INFORMATION GIVEN:
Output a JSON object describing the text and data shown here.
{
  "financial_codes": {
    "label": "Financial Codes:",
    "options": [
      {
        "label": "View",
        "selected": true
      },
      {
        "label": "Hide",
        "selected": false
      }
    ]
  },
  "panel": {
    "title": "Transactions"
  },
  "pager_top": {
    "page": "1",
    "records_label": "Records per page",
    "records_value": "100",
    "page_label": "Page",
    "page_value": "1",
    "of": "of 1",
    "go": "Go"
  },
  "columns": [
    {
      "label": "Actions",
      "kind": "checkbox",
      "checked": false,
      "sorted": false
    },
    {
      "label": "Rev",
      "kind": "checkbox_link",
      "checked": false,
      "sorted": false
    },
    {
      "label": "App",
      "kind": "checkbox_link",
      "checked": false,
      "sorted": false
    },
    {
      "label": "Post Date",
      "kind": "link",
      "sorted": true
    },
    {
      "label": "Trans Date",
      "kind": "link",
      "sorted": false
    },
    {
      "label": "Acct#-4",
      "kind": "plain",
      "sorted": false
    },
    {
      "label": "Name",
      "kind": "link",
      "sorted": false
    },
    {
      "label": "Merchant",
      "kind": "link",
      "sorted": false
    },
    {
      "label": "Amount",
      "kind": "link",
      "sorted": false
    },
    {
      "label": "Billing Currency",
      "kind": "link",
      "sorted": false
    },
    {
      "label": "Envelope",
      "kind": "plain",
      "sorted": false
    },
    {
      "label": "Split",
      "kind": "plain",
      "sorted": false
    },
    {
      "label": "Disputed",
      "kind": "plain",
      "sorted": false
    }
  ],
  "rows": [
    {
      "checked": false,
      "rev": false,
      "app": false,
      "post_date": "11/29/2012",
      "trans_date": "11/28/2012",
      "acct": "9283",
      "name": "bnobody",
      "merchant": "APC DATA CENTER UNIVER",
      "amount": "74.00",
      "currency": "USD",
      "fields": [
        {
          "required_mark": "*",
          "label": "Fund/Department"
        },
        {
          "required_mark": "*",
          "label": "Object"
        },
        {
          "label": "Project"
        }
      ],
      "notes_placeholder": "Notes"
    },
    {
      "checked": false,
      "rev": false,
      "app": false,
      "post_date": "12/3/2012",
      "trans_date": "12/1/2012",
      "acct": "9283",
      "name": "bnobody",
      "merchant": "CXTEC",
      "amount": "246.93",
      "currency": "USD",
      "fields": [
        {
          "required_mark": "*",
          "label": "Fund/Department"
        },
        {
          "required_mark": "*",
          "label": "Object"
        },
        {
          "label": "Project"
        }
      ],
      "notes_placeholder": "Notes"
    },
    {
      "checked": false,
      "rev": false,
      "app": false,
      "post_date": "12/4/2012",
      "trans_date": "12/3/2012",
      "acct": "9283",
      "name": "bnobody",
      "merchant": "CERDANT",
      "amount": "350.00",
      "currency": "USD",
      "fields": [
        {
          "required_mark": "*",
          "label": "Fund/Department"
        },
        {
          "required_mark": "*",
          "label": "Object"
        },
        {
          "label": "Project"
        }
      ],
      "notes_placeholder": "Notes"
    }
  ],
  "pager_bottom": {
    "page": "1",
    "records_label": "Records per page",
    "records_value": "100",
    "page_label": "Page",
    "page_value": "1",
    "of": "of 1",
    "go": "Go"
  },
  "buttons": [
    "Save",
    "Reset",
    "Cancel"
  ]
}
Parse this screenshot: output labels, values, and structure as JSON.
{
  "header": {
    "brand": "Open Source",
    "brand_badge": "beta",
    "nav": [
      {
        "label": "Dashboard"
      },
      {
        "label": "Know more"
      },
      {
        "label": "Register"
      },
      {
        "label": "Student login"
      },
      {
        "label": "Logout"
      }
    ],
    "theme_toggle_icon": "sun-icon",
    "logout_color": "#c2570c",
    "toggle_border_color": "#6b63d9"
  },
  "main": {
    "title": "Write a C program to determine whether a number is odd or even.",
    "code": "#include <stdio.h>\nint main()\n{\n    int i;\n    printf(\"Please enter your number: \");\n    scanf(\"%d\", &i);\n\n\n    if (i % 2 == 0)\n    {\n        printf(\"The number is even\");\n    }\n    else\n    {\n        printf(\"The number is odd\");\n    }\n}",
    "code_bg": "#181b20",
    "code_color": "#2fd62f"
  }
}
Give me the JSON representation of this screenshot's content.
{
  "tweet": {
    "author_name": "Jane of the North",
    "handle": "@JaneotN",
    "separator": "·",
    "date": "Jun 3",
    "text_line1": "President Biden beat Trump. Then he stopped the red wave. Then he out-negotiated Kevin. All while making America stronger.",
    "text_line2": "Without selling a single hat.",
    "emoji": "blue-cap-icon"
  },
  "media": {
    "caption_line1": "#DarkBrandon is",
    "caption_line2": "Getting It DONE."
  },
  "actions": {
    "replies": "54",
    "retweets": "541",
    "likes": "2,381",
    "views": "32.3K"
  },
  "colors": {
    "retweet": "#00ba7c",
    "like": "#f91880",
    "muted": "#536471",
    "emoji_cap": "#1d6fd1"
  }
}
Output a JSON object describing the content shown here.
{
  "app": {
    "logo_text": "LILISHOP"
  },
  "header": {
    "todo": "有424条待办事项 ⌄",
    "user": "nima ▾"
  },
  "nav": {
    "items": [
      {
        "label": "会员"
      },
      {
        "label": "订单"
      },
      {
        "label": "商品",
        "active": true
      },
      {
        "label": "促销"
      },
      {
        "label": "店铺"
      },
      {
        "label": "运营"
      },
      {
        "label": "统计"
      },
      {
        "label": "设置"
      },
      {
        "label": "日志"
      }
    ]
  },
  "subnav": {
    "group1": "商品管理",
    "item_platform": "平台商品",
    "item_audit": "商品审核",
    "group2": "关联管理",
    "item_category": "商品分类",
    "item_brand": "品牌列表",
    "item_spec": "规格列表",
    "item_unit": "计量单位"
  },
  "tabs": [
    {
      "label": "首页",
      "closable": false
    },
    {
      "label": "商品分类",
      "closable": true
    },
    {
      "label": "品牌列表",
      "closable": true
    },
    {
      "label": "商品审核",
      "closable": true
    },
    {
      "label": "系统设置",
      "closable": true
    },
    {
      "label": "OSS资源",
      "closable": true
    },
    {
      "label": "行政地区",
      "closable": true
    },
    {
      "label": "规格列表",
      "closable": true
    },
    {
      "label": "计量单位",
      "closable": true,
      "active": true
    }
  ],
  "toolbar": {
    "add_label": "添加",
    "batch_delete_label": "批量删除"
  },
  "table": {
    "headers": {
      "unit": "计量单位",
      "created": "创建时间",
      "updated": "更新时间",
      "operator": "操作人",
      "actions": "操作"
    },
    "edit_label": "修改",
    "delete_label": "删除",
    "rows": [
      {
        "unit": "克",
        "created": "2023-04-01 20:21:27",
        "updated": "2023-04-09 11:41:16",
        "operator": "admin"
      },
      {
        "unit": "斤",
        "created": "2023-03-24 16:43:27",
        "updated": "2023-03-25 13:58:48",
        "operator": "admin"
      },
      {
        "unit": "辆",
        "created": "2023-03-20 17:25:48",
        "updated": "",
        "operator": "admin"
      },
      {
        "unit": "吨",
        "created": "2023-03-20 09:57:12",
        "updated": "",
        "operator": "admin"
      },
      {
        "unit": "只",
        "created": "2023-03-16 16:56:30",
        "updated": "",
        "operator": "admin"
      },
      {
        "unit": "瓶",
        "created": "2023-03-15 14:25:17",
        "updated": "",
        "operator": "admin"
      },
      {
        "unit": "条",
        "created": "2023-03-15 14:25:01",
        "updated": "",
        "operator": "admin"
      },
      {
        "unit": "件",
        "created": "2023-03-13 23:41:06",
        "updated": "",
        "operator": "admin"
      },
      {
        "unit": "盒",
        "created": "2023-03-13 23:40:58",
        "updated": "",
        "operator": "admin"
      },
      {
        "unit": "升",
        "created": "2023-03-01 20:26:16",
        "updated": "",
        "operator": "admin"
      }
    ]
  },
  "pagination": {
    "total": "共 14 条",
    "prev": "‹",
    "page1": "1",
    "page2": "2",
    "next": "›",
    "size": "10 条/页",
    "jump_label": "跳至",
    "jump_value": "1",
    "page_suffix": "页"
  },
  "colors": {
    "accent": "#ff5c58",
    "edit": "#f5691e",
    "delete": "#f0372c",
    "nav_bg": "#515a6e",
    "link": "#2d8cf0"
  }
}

WRITTEN TASK: Copy down every line of the entries containing the word "content".

FINISHED TASK:
Give me the JSON representation of this screenshot's content.
Output a JSON object describing the content shown here.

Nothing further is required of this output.